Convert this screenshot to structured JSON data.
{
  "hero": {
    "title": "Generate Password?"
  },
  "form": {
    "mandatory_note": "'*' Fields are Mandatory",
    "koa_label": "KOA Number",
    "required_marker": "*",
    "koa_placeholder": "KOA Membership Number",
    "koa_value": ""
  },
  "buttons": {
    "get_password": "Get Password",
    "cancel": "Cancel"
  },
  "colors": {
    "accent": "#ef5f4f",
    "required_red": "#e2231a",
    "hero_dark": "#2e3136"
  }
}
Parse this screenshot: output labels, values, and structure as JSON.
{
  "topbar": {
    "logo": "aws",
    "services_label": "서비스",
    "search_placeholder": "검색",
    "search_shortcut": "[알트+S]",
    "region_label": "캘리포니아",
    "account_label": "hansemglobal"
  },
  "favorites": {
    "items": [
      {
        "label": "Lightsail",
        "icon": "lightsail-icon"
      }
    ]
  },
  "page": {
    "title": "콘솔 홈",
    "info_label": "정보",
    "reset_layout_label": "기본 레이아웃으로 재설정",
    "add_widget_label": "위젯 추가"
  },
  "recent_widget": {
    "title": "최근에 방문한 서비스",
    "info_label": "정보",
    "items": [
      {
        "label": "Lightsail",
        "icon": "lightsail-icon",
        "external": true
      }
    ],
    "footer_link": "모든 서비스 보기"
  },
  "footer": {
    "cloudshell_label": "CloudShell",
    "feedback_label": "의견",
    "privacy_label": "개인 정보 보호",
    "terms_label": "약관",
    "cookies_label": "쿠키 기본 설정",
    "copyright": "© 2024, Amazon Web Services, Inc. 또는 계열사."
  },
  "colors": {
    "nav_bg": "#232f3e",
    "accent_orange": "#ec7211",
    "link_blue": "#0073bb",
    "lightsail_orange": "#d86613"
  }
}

### [PROBLEM STATEMENT]
Repeat every record exactly as written, please.

### [SOLUTION TO THE PROBLEM]
Convert this screenshot to structured JSON data.
{
  "hero": {
    "title": "Generate Password?"
  },
  "form": {
    "mandatory_note": "'*' Fields are Mandatory",
    "koa_label": "KOA Number",
    "required_marker": "*",
    "koa_placeholder": "KOA Membership Number",
    "koa_value": ""
  },
  "buttons": {
    "get_password": "Get Password",
    "cancel": "Cancel"
  },
  "colors": {
    "accent": "#ef5f4f",
    "required_red": "#e2231a",
    "hero_dark": "#2e3136"
  }
}
Parse this screenshot: output labels, values, and structure as JSON.
{
  "topbar": {
    "logo": "aws",
    "services_label": "서비스",
    "search_placeholder": "검색",
    "search_shortcut": "[알트+S]",
    "region_label": "캘리포니아",
    "account_label": "hansemglobal"
  },
  "favorites": {
    "items": [
      {
        "label": "Lightsail",
        "icon": "lightsail-icon"
      }
    ]
  },
  "page": {
    "title": "콘솔 홈",
    "info_label": "정보",
    "reset_layout_label": "기본 레이아웃으로 재설정",
    "add_widget_label": "위젯 추가"
  },
  "recent_widget": {
    "title": "최근에 방문한 서비스",
    "info_label": "정보",
    "items": [
      {
        "label": "Lightsail",
        "icon": "lightsail-icon",
        "external": true
      }
    ],
    "footer_link": "모든 서비스 보기"
  },
  "footer": {
    "cloudshell_label": "CloudShell",
    "feedback_label": "의견",
    "privacy_label": "개인 정보 보호",
    "terms_label": "약관",
    "cookies_label": "쿠키 기본 설정",
    "copyright": "© 2024, Amazon Web Services, Inc. 또는 계열사."
  },
  "colors": {
    "nav_bg": "#232f3e",
    "accent_orange": "#ec7211",
    "link_blue": "#0073bb",
    "lightsail_orange": "#d86613"
  }
}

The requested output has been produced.